WORK TO BE COMPLETED
Copy each line exactly.

####

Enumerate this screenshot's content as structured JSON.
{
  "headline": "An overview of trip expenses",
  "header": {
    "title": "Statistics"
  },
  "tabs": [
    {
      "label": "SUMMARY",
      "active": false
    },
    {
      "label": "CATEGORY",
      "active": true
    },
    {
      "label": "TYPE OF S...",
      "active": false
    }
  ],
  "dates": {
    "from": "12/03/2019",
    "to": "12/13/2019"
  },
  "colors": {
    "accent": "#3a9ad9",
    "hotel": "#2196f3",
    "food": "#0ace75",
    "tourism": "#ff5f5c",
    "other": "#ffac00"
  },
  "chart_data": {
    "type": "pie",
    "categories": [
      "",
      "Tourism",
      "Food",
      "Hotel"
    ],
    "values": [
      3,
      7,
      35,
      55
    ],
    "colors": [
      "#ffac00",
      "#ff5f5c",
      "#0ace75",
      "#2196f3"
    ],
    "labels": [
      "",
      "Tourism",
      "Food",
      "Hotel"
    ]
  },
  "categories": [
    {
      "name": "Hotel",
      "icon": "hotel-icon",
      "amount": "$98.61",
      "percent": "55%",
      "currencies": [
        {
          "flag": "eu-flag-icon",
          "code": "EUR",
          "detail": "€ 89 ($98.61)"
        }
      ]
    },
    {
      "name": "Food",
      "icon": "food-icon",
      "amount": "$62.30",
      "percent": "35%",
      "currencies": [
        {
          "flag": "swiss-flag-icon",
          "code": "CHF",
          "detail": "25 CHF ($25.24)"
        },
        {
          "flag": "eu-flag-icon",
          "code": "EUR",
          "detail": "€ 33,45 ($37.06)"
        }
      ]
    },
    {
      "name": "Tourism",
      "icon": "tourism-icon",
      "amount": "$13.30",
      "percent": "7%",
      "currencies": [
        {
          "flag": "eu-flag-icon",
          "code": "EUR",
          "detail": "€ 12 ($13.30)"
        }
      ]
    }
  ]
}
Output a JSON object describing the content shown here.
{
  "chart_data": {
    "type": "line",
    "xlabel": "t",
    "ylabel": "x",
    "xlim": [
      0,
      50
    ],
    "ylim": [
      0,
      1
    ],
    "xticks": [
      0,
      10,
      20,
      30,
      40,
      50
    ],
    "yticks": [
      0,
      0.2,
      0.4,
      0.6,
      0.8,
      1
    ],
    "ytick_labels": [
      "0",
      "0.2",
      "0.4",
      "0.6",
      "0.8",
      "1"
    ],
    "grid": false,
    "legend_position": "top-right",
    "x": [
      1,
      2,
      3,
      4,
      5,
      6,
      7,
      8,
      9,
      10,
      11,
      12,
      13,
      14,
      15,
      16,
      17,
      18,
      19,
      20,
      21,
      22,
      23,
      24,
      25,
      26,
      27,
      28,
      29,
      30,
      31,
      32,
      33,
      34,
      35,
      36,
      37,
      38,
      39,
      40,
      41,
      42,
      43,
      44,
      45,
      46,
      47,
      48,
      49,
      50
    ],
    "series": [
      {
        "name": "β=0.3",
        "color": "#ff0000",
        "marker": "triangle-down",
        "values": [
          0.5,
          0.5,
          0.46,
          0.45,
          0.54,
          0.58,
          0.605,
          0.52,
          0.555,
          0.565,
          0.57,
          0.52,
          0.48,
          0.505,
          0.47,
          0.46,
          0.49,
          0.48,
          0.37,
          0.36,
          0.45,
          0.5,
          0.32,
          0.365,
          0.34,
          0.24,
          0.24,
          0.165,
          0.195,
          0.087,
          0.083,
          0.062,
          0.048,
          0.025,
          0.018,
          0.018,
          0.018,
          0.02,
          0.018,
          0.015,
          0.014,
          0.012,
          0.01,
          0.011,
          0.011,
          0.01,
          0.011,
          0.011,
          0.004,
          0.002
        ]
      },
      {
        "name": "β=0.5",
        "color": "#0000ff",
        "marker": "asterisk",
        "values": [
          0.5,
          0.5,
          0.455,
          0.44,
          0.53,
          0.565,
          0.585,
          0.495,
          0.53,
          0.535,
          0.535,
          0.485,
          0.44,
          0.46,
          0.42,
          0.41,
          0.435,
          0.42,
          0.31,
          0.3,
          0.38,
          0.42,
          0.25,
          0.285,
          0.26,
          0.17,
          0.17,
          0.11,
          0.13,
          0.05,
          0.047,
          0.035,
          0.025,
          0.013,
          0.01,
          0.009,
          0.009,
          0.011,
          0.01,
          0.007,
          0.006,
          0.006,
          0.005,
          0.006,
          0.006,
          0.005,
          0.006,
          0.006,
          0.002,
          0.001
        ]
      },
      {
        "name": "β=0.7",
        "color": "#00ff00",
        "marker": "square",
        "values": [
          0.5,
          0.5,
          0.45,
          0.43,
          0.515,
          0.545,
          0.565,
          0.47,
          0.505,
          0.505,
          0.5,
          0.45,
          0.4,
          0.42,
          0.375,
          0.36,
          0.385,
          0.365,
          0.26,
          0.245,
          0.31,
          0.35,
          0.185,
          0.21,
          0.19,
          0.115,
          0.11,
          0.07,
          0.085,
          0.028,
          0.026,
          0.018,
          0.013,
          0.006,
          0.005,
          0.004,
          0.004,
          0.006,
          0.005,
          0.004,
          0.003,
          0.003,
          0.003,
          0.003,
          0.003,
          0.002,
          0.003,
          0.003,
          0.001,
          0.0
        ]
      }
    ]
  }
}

####

FULL OUTPUT
Enumerate this screenshot's content as structured JSON.
{
  "headline": "An overview of trip expenses",
  "header": {
    "title": "Statistics"
  },
  "tabs": [
    {
      "label": "SUMMARY",
      "active": false
    },
    {
      "label": "CATEGORY",
      "active": true
    },
    {
      "label": "TYPE OF S...",
      "active": false
    }
  ],
  "dates": {
    "from": "12/03/2019",
    "to": "12/13/2019"
  },
  "colors": {
    "accent": "#3a9ad9",
    "hotel": "#2196f3",
    "food": "#0ace75",
    "tourism": "#ff5f5c",
    "other": "#ffac00"
  },
  "chart_data": {
    "type": "pie",
    "categories": [
      "",
      "Tourism",
      "Food",
      "Hotel"
    ],
    "values": [
      3,
      7,
      35,
      55
    ],
    "colors": [
      "#ffac00",
      "#ff5f5c",
      "#0ace75",
      "#2196f3"
    ],
    "labels": [
      "",
      "Tourism",
      "Food",
      "Hotel"
    ]
  },
  "categories": [
    {
      "name": "Hotel",
      "icon": "hotel-icon",
      "amount": "$98.61",
      "percent": "55%",
      "currencies": [
        {
          "flag": "eu-flag-icon",
          "code": "EUR",
          "detail": "€ 89 ($98.61)"
        }
      ]
    },
    {
      "name": "Food",
      "icon": "food-icon",
      "amount": "$62.30",
      "percent": "35%",
      "currencies": [
        {
          "flag": "swiss-flag-icon",
          "code": "CHF",
          "detail": "25 CHF ($25.24)"
        },
        {
          "flag": "eu-flag-icon",
          "code": "EUR",
          "detail": "€ 33,45 ($37.06)"
        }
      ]
    },
    {
      "name": "Tourism",
      "icon": "tourism-icon",
      "amount": "$13.30",
      "percent": "7%",
      "currencies": [
        {
          "flag": "eu-flag-icon",
          "code": "EUR",
          "detail": "€ 12 ($13.30)"
        }
      ]
    }
  ]
}
Output a JSON object describing the content shown here.
{
  "chart_data": {
    "type": "line",
    "xlabel": "t",
    "ylabel": "x",
    "xlim": [
      0,
      50
    ],
    "ylim": [
      0,
      1
    ],
    "xticks": [
      0,
      10,
      20,
      30,
      40,
      50
    ],
    "yticks": [
      0,
      0.2,
      0.4,
      0.6,
      0.8,
      1
    ],
    "ytick_labels": [
      "0",
      "0.2",
      "0.4",
      "0.6",
      "0.8",
      "1"
    ],
    "grid": false,
    "legend_position": "top-right",
    "x": [
      1,
      2,
      3,
      4,
      5,
      6,
      7,
      8,
      9,
      10,
      11,
      12,
      13,
      14,
      15,
      16,
      17,
      18,
      19,
      20,
      21,
      22,
      23,
      24,
      25,
      26,
      27,
      28,
      29,
      30,
      31,
      32,
      33,
      34,
      35,
      36,
      37,
      38,
      39,
      40,
      41,
      42,
      43,
      44,
      45,
      46,
      47,
      48,
      49,
      50
    ],
    "series": [
      {
        "name": "β=0.3",
        "color": "#ff0000",
        "marker": "triangle-down",
        "values": [
          0.5,
          0.5,
          0.46,
          0.45,
          0.54,
          0.58,
          0.605,
          0.52,
          0.555,
          0.565,
          0.57,
          0.52,
          0.48,
          0.505,
          0.47,
          0.46,
          0.49,
          0.48,
          0.37,
          0.36,
          0.45,
          0.5,
          0.32,
          0.365,
          0.34,
          0.24,
          0.24,
          0.165,
          0.195,
          0.087,
          0.083,
          0.062,
          0.048,
          0.025,
          0.018,
          0.018,
          0.018,
          0.02,
          0.018,
          0.015,
          0.014,
          0.012,
          0.01,
          0.011,
          0.011,
          0.01,
          0.011,
          0.011,
          0.004,
          0.002
        ]
      },
      {
        "name": "β=0.5",
        "color": "#0000ff",
        "marker": "asterisk",
        "values": [
          0.5,
          0.5,
          0.455,
          0.44,
          0.53,
          0.565,
          0.585,
          0.495,
          0.53,
          0.535,
          0.535,
          0.485,
          0.44,
          0.46,
          0.42,
          0.41,
          0.435,
          0.42,
          0.31,
          0.3,
          0.38,
          0.42,
          0.25,
          0.285,
          0.26,
          0.17,
          0.17,
          0.11,
          0.13,
          0.05,
          0.047,
          0.035,
          0.025,
          0.013,
          0.01,
          0.009,
          0.009,
          0.011,
          0.01,
          0.007,
          0.006,
          0.006,
          0.005,
          0.006,
          0.006,
          0.005,
          0.006,
          0.006,
          0.002,
          0.001
        ]
      },
      {
        "name": "β=0.7",
        "color": "#00ff00",
        "marker": "square",
        "values": [
          0.5,
          0.5,
          0.45,
          0.43,
          0.515,
          0.545,
          0.565,
          0.47,
          0.505,
          0.505,
          0.5,
          0.45,
          0.4,
          0.42,
          0.375,
          0.36,
          0.385,
          0.365,
          0.26,
          0.245,
          0.31,
          0.35,
          0.185,
          0.21,
          0.19,
          0.115,
          0.11,
          0.07,
          0.085,
          0.028,
          0.026,
          0.018,
          0.013,
          0.006,
          0.005,
          0.004,
          0.004,
          0.006,
          0.005,
          0.004,
          0.003,
          0.003,
          0.003,
          0.003,
          0.003,
          0.002,
          0.003,
          0.003,
          0.001,
          0.0
        ]
      }
    ]
  }
}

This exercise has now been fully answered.